Supplied information
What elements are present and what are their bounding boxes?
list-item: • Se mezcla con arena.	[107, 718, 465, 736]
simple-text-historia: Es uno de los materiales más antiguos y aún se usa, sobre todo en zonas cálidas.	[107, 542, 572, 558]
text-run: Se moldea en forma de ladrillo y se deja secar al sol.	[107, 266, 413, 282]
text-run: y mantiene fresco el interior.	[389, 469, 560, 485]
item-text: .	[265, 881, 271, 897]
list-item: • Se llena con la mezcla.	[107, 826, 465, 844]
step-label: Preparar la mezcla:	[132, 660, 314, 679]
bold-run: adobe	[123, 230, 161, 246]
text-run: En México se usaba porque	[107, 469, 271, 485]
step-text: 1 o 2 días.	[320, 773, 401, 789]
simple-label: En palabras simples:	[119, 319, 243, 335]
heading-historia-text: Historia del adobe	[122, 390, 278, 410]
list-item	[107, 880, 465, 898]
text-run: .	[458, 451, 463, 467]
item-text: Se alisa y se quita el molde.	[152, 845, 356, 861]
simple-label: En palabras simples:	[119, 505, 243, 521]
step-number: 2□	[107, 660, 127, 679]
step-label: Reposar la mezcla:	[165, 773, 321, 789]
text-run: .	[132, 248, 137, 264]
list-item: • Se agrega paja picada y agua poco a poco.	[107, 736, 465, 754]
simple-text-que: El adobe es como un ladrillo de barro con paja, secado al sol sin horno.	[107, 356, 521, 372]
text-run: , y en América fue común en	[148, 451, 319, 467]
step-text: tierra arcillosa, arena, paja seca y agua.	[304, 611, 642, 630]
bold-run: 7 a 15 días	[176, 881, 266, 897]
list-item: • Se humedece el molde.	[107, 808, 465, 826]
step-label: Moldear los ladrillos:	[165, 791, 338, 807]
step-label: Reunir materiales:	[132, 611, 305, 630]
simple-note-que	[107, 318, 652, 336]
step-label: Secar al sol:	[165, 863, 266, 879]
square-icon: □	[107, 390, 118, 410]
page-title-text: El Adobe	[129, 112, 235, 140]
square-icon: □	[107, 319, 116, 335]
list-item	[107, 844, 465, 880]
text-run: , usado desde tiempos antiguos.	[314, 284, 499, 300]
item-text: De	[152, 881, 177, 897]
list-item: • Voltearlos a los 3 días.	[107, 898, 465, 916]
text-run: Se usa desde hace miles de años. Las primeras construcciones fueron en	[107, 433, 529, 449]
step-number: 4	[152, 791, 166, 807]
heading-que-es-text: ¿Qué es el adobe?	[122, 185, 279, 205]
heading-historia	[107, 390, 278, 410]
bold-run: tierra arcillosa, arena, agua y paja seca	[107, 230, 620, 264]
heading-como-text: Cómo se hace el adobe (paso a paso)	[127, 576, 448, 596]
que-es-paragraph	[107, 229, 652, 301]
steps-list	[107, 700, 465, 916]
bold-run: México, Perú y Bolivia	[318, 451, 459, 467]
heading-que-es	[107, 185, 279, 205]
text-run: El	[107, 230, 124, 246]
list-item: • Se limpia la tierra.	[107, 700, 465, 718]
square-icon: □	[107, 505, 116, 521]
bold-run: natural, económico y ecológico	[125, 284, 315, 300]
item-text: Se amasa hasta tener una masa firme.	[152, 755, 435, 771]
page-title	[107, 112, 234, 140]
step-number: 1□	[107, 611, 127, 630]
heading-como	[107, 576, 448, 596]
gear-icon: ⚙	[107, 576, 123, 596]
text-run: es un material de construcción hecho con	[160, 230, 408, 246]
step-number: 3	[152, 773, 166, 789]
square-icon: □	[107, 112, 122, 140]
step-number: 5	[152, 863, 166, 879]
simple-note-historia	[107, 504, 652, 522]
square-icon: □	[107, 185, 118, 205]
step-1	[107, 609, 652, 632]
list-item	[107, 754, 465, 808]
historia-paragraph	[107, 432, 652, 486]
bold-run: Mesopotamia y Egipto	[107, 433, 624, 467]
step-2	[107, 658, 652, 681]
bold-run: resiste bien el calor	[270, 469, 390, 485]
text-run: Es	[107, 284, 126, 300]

Task instructions
Repeat every one of the rows above word for word.

Response below
What elements are present and what are their bounding boxes?
list-item: • Se mezcla con arena.	[107, 718, 465, 736]
simple-text-historia: Es uno de los materiales más antiguos y aún se usa, sobre todo en zonas cálidas.	[107, 542, 572, 558]
text-run: Se moldea en forma de ladrillo y se deja secar al sol.	[107, 266, 413, 282]
text-run: y mantiene fresco el interior.	[389, 469, 560, 485]
item-text: .	[265, 881, 271, 897]
list-item: • Se llena con la mezcla.	[107, 826, 465, 844]
step-label: Preparar la mezcla:	[132, 660, 314, 679]
bold-run: adobe	[123, 230, 161, 246]
text-run: En México se usaba porque	[107, 469, 271, 485]
step-text: 1 o 2 días.	[320, 773, 401, 789]
simple-label: En palabras simples:	[119, 319, 243, 335]
heading-historia-text: Historia del adobe	[122, 390, 278, 410]
list-item	[107, 880, 465, 898]
text-run: .	[458, 451, 463, 467]
item-text: Se alisa y se quita el molde.	[152, 845, 356, 861]
simple-label: En palabras simples:	[119, 505, 243, 521]
step-number: 2□	[107, 660, 127, 679]
step-label: Reposar la mezcla:	[165, 773, 321, 789]
text-run: .	[132, 248, 137, 264]
list-item: • Se agrega paja picada y agua poco a poco.	[107, 736, 465, 754]
simple-text-que: El adobe es como un ladrillo de barro con paja, secado al sol sin horno.	[107, 356, 521, 372]
text-run: , y en América fue común en	[148, 451, 319, 467]
step-text: tierra arcillosa, arena, paja seca y agua.	[304, 611, 642, 630]
bold-run: 7 a 15 días	[176, 881, 266, 897]
list-item: • Se humedece el molde.	[107, 808, 465, 826]
step-label: Moldear los ladrillos:	[165, 791, 338, 807]
step-label: Reunir materiales:	[132, 611, 305, 630]
simple-note-que	[107, 318, 652, 336]
step-label: Secar al sol:	[165, 863, 266, 879]
square-icon: □	[107, 390, 118, 410]
page-title-text: El Adobe	[129, 112, 235, 140]
square-icon: □	[107, 319, 116, 335]
list-item	[107, 844, 465, 880]
text-run: , usado desde tiempos antiguos.	[314, 284, 499, 300]
item-text: De	[152, 881, 177, 897]
list-item: • Voltearlos a los 3 días.	[107, 898, 465, 916]
text-run: Se usa desde hace miles de años. Las primeras construcciones fueron en	[107, 433, 529, 449]
step-number: 4	[152, 791, 166, 807]
heading-que-es-text: ¿Qué es el adobe?	[122, 185, 279, 205]
heading-historia	[107, 390, 278, 410]
bold-run: tierra arcillosa, arena, agua y paja seca	[107, 230, 620, 264]
heading-como-text: Cómo se hace el adobe (paso a paso)	[127, 576, 448, 596]
que-es-paragraph	[107, 229, 652, 301]
steps-list	[107, 700, 465, 916]
bold-run: México, Perú y Bolivia	[318, 451, 459, 467]
heading-que-es	[107, 185, 279, 205]
text-run: El	[107, 230, 124, 246]
list-item: • Se limpia la tierra.	[107, 700, 465, 718]
square-icon: □	[107, 505, 116, 521]
bold-run: natural, económico y ecológico	[125, 284, 315, 300]
item-text: Se amasa hasta tener una masa firme.	[152, 755, 435, 771]
page-title	[107, 112, 234, 140]
step-number: 1□	[107, 611, 127, 630]
heading-como	[107, 576, 448, 596]
gear-icon: ⚙	[107, 576, 123, 596]
text-run: es un material de construcción hecho con	[160, 230, 408, 246]
step-number: 3	[152, 773, 166, 789]
square-icon: □	[107, 112, 122, 140]
step-number: 5	[152, 863, 166, 879]
simple-note-historia	[107, 504, 652, 522]
square-icon: □	[107, 185, 118, 205]
step-1	[107, 609, 652, 632]
list-item	[107, 754, 465, 808]
historia-paragraph	[107, 432, 652, 486]
bold-run: Mesopotamia y Egipto	[107, 433, 624, 467]
step-2	[107, 658, 652, 681]
bold-run: resiste bien el calor	[270, 469, 390, 485]
text-run: Es	[107, 284, 126, 300]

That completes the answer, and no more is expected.